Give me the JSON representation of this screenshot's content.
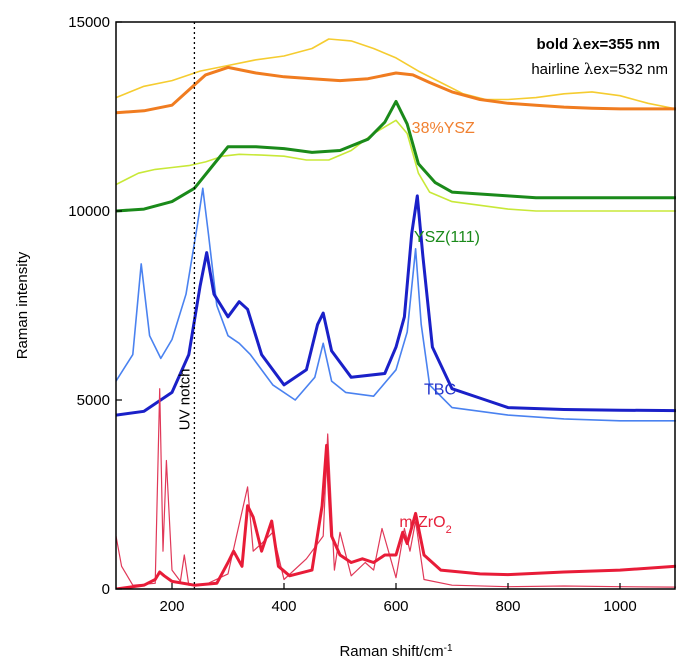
{
  "chart_data": {
    "type": "line",
    "xlabel": "Raman shift/cm",
    "xlabel_sup": "-1",
    "ylabel": "Raman intensity",
    "xlim": [
      100,
      1100
    ],
    "ylim": [
      0,
      15000
    ],
    "x_ticks": [
      200,
      400,
      600,
      800,
      1000
    ],
    "y_ticks": [
      0,
      5000,
      10000,
      15000
    ],
    "x_tick_labels": [
      "200",
      "400",
      "600",
      "800",
      "1000"
    ],
    "y_tick_labels": [
      "0",
      "5000",
      "10000",
      "15000"
    ],
    "grid": false,
    "legend": {
      "placement": "top-right",
      "line1_prefix": "bold ",
      "line1_lambda": "λ",
      "line1_suffix": "ex=355 nm",
      "line2_prefix": "hairline ",
      "line2_lambda": "λ",
      "line2_suffix": "ex=532 nm"
    },
    "annotations": [
      {
        "text": "UV notch",
        "x": 240,
        "type": "vertical-dotted-line"
      }
    ],
    "labels": [
      {
        "text": "38%YSZ",
        "color": "#f08030",
        "x": 628,
        "y": 12060
      },
      {
        "text": "YSZ(111)",
        "color": "#1a8a1a",
        "x": 632,
        "y": 9180
      },
      {
        "text": "TBC",
        "color": "#2233cc",
        "x": 650,
        "y": 5150
      },
      {
        "text": "m-ZrO",
        "sub": "2",
        "color": "#e6203a",
        "x": 606,
        "y": 1640
      }
    ],
    "series": [
      {
        "color": "#f5cc30",
        "width": 1.6,
        "x": [
          100,
          150,
          200,
          250,
          300,
          350,
          400,
          450,
          480,
          520,
          560,
          600,
          640,
          680,
          720,
          760,
          800,
          850,
          900,
          950,
          1000,
          1050,
          1100
        ],
        "y": [
          13000,
          13300,
          13450,
          13700,
          13850,
          14000,
          14100,
          14300,
          14550,
          14500,
          14300,
          14050,
          13700,
          13400,
          13100,
          12950,
          12950,
          13000,
          13100,
          13150,
          13050,
          12850,
          12700
        ]
      },
      {
        "color": "#f07c20",
        "width": 3,
        "x": [
          100,
          150,
          200,
          230,
          260,
          300,
          350,
          400,
          450,
          500,
          550,
          600,
          630,
          660,
          700,
          750,
          800,
          850,
          900,
          950,
          1000,
          1050,
          1100
        ],
        "y": [
          12600,
          12650,
          12800,
          13200,
          13600,
          13800,
          13650,
          13550,
          13500,
          13450,
          13500,
          13650,
          13600,
          13400,
          13150,
          12950,
          12850,
          12800,
          12750,
          12720,
          12700,
          12700,
          12700
        ]
      },
      {
        "color": "#c8e838",
        "width": 1.6,
        "x": [
          100,
          140,
          170,
          200,
          230,
          260,
          290,
          320,
          360,
          400,
          440,
          480,
          520,
          560,
          600,
          620,
          640,
          660,
          700,
          750,
          800,
          850,
          900,
          950,
          1000,
          1050,
          1100
        ],
        "y": [
          10700,
          11000,
          11100,
          11150,
          11200,
          11300,
          11450,
          11500,
          11480,
          11450,
          11350,
          11350,
          11600,
          12050,
          12400,
          12050,
          11000,
          10500,
          10250,
          10150,
          10050,
          10000,
          10000,
          10000,
          10000,
          10000,
          10000
        ]
      },
      {
        "color": "#1a8a1a",
        "width": 3,
        "x": [
          100,
          150,
          200,
          240,
          270,
          300,
          350,
          400,
          450,
          500,
          550,
          580,
          600,
          620,
          640,
          670,
          700,
          750,
          800,
          850,
          900,
          950,
          1000,
          1050,
          1100
        ],
        "y": [
          10000,
          10050,
          10250,
          10600,
          11150,
          11700,
          11700,
          11650,
          11550,
          11600,
          11900,
          12350,
          12900,
          12300,
          11250,
          10750,
          10500,
          10450,
          10400,
          10350,
          10350,
          10350,
          10350,
          10350,
          10350
        ]
      },
      {
        "color": "#4a82f0",
        "width": 1.6,
        "x": [
          100,
          130,
          145,
          160,
          180,
          200,
          225,
          245,
          255,
          265,
          280,
          300,
          320,
          340,
          380,
          420,
          455,
          470,
          485,
          510,
          560,
          600,
          620,
          635,
          645,
          660,
          700,
          800,
          900,
          1000,
          1100
        ],
        "y": [
          5500,
          6200,
          8600,
          6700,
          6100,
          6600,
          7800,
          9600,
          10600,
          9400,
          7500,
          6700,
          6500,
          6200,
          5400,
          5000,
          5600,
          6500,
          5500,
          5200,
          5100,
          5800,
          6800,
          9000,
          7000,
          5400,
          4800,
          4600,
          4500,
          4450,
          4450
        ]
      },
      {
        "color": "#1a20c8",
        "width": 3,
        "x": [
          100,
          150,
          200,
          230,
          250,
          262,
          275,
          300,
          320,
          335,
          360,
          400,
          440,
          460,
          470,
          485,
          520,
          580,
          600,
          615,
          628,
          638,
          648,
          665,
          700,
          760,
          800,
          900,
          1000,
          1100
        ],
        "y": [
          4600,
          4700,
          5200,
          6200,
          8000,
          8900,
          7800,
          7200,
          7600,
          7400,
          6200,
          5400,
          5800,
          7000,
          7300,
          6300,
          5600,
          5700,
          6400,
          7200,
          9400,
          10400,
          8800,
          6400,
          5300,
          5000,
          4800,
          4750,
          4730,
          4720
        ]
      },
      {
        "color": "#e03858",
        "width": 1.2,
        "x": [
          100,
          110,
          130,
          170,
          178,
          184,
          190,
          200,
          215,
          222,
          230,
          260,
          300,
          335,
          345,
          360,
          380,
          400,
          440,
          470,
          478,
          490,
          500,
          520,
          545,
          560,
          575,
          600,
          615,
          625,
          635,
          650,
          700,
          800,
          900,
          1000,
          1100
        ],
        "y": [
          1400,
          600,
          100,
          150,
          5300,
          1000,
          3400,
          500,
          200,
          900,
          100,
          120,
          400,
          2700,
          1000,
          1200,
          1500,
          250,
          800,
          1400,
          4100,
          500,
          1500,
          350,
          700,
          500,
          1600,
          300,
          1600,
          1000,
          1800,
          250,
          100,
          60,
          80,
          60,
          50
        ]
      },
      {
        "color": "#e81c38",
        "width": 3,
        "x": [
          100,
          150,
          170,
          178,
          186,
          200,
          240,
          280,
          300,
          310,
          325,
          335,
          345,
          360,
          378,
          390,
          410,
          450,
          468,
          476,
          485,
          500,
          520,
          540,
          560,
          580,
          600,
          612,
          620,
          635,
          650,
          680,
          750,
          800,
          900,
          1000,
          1100
        ],
        "y": [
          0,
          100,
          250,
          450,
          350,
          200,
          100,
          150,
          700,
          1000,
          600,
          2200,
          1900,
          1000,
          1800,
          600,
          350,
          500,
          2200,
          3800,
          1400,
          900,
          700,
          800,
          700,
          900,
          900,
          1500,
          1200,
          2000,
          900,
          500,
          400,
          380,
          450,
          500,
          600
        ]
      }
    ]
  }
}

+---+

Reproduce all of the material above word for word. Omit the pictures.

Give me the JSON representation of this screenshot's content.
{
  "chart_data": {
    "type": "line",
    "xlabel": "Raman shift/cm",
    "xlabel_sup": "-1",
    "ylabel": "Raman intensity",
    "xlim": [
      100,
      1100
    ],
    "ylim": [
      0,
      15000
    ],
    "x_ticks": [
      200,
      400,
      600,
      800,
      1000
    ],
    "y_ticks": [
      0,
      5000,
      10000,
      15000
    ],
    "x_tick_labels": [
      "200",
      "400",
      "600",
      "800",
      "1000"
    ],
    "y_tick_labels": [
      "0",
      "5000",
      "10000",
      "15000"
    ],
    "grid": false,
    "legend": {
      "placement": "top-right",
      "line1_prefix": "bold ",
      "line1_lambda": "λ",
      "line1_suffix": "ex=355 nm",
      "line2_prefix": "hairline ",
      "line2_lambda": "λ",
      "line2_suffix": "ex=532 nm"
    },
    "annotations": [
      {
        "text": "UV notch",
        "x": 240,
        "type": "vertical-dotted-line"
      }
    ],
    "labels": [
      {
        "text": "38%YSZ",
        "color": "#f08030",
        "x": 628,
        "y": 12060
      },
      {
        "text": "YSZ(111)",
        "color": "#1a8a1a",
        "x": 632,
        "y": 9180
      },
      {
        "text": "TBC",
        "color": "#2233cc",
        "x": 650,
        "y": 5150
      },
      {
        "text": "m-ZrO",
        "sub": "2",
        "color": "#e6203a",
        "x": 606,
        "y": 1640
      }
    ],
    "series": [
      {
        "color": "#f5cc30",
        "width": 1.6,
        "x": [
          100,
          150,
          200,
          250,
          300,
          350,
          400,
          450,
          480,
          520,
          560,
          600,
          640,
          680,
          720,
          760,
          800,
          850,
          900,
          950,
          1000,
          1050,
          1100
        ],
        "y": [
          13000,
          13300,
          13450,
          13700,
          13850,
          14000,
          14100,
          14300,
          14550,
          14500,
          14300,
          14050,
          13700,
          13400,
          13100,
          12950,
          12950,
          13000,
          13100,
          13150,
          13050,
          12850,
          12700
        ]
      },
      {
        "color": "#f07c20",
        "width": 3,
        "x": [
          100,
          150,
          200,
          230,
          260,
          300,
          350,
          400,
          450,
          500,
          550,
          600,
          630,
          660,
          700,
          750,
          800,
          850,
          900,
          950,
          1000,
          1050,
          1100
        ],
        "y": [
          12600,
          12650,
          12800,
          13200,
          13600,
          13800,
          13650,
          13550,
          13500,
          13450,
          13500,
          13650,
          13600,
          13400,
          13150,
          12950,
          12850,
          12800,
          12750,
          12720,
          12700,
          12700,
          12700
        ]
      },
      {
        "color": "#c8e838",
        "width": 1.6,
        "x": [
          100,
          140,
          170,
          200,
          230,
          260,
          290,
          320,
          360,
          400,
          440,
          480,
          520,
          560,
          600,
          620,
          640,
          660,
          700,
          750,
          800,
          850,
          900,
          950,
          1000,
          1050,
          1100
        ],
        "y": [
          10700,
          11000,
          11100,
          11150,
          11200,
          11300,
          11450,
          11500,
          11480,
          11450,
          11350,
          11350,
          11600,
          12050,
          12400,
          12050,
          11000,
          10500,
          10250,
          10150,
          10050,
          10000,
          10000,
          10000,
          10000,
          10000,
          10000
        ]
      },
      {
        "color": "#1a8a1a",
        "width": 3,
        "x": [
          100,
          150,
          200,
          240,
          270,
          300,
          350,
          400,
          450,
          500,
          550,
          580,
          600,
          620,
          640,
          670,
          700,
          750,
          800,
          850,
          900,
          950,
          1000,
          1050,
          1100
        ],
        "y": [
          10000,
          10050,
          10250,
          10600,
          11150,
          11700,
          11700,
          11650,
          11550,
          11600,
          11900,
          12350,
          12900,
          12300,
          11250,
          10750,
          10500,
          10450,
          10400,
          10350,
          10350,
          10350,
          10350,
          10350,
          10350
        ]
      },
      {
        "color": "#4a82f0",
        "width": 1.6,
        "x": [
          100,
          130,
          145,
          160,
          180,
          200,
          225,
          245,
          255,
          265,
          280,
          300,
          320,
          340,
          380,
          420,
          455,
          470,
          485,
          510,
          560,
          600,
          620,
          635,
          645,
          660,
          700,
          800,
          900,
          1000,
          1100
        ],
        "y": [
          5500,
          6200,
          8600,
          6700,
          6100,
          6600,
          7800,
          9600,
          10600,
          9400,
          7500,
          6700,
          6500,
          6200,
          5400,
          5000,
          5600,
          6500,
          5500,
          5200,
          5100,
          5800,
          6800,
          9000,
          7000,
          5400,
          4800,
          4600,
          4500,
          4450,
          4450
        ]
      },
      {
        "color": "#1a20c8",
        "width": 3,
        "x": [
          100,
          150,
          200,
          230,
          250,
          262,
          275,
          300,
          320,
          335,
          360,
          400,
          440,
          460,
          470,
          485,
          520,
          580,
          600,
          615,
          628,
          638,
          648,
          665,
          700,
          760,
          800,
          900,
          1000,
          1100
        ],
        "y": [
          4600,
          4700,
          5200,
          6200,
          8000,
          8900,
          7800,
          7200,
          7600,
          7400,
          6200,
          5400,
          5800,
          7000,
          7300,
          6300,
          5600,
          5700,
          6400,
          7200,
          9400,
          10400,
          8800,
          6400,
          5300,
          5000,
          4800,
          4750,
          4730,
          4720
        ]
      },
      {
        "color": "#e03858",
        "width": 1.2,
        "x": [
          100,
          110,
          130,
          170,
          178,
          184,
          190,
          200,
          215,
          222,
          230,
          260,
          300,
          335,
          345,
          360,
          380,
          400,
          440,
          470,
          478,
          490,
          500,
          520,
          545,
          560,
          575,
          600,
          615,
          625,
          635,
          650,
          700,
          800,
          900,
          1000,
          1100
        ],
        "y": [
          1400,
          600,
          100,
          150,
          5300,
          1000,
          3400,
          500,
          200,
          900,
          100,
          120,
          400,
          2700,
          1000,
          1200,
          1500,
          250,
          800,
          1400,
          4100,
          500,
          1500,
          350,
          700,
          500,
          1600,
          300,
          1600,
          1000,
          1800,
          250,
          100,
          60,
          80,
          60,
          50
        ]
      },
      {
        "color": "#e81c38",
        "width": 3,
        "x": [
          100,
          150,
          170,
          178,
          186,
          200,
          240,
          280,
          300,
          310,
          325,
          335,
          345,
          360,
          378,
          390,
          410,
          450,
          468,
          476,
          485,
          500,
          520,
          540,
          560,
          580,
          600,
          612,
          620,
          635,
          650,
          680,
          750,
          800,
          900,
          1000,
          1100
        ],
        "y": [
          0,
          100,
          250,
          450,
          350,
          200,
          100,
          150,
          700,
          1000,
          600,
          2200,
          1900,
          1000,
          1800,
          600,
          350,
          500,
          2200,
          3800,
          1400,
          900,
          700,
          800,
          700,
          900,
          900,
          1500,
          1200,
          2000,
          900,
          500,
          400,
          380,
          450,
          500,
          600
        ]
      }
    ]
  }
}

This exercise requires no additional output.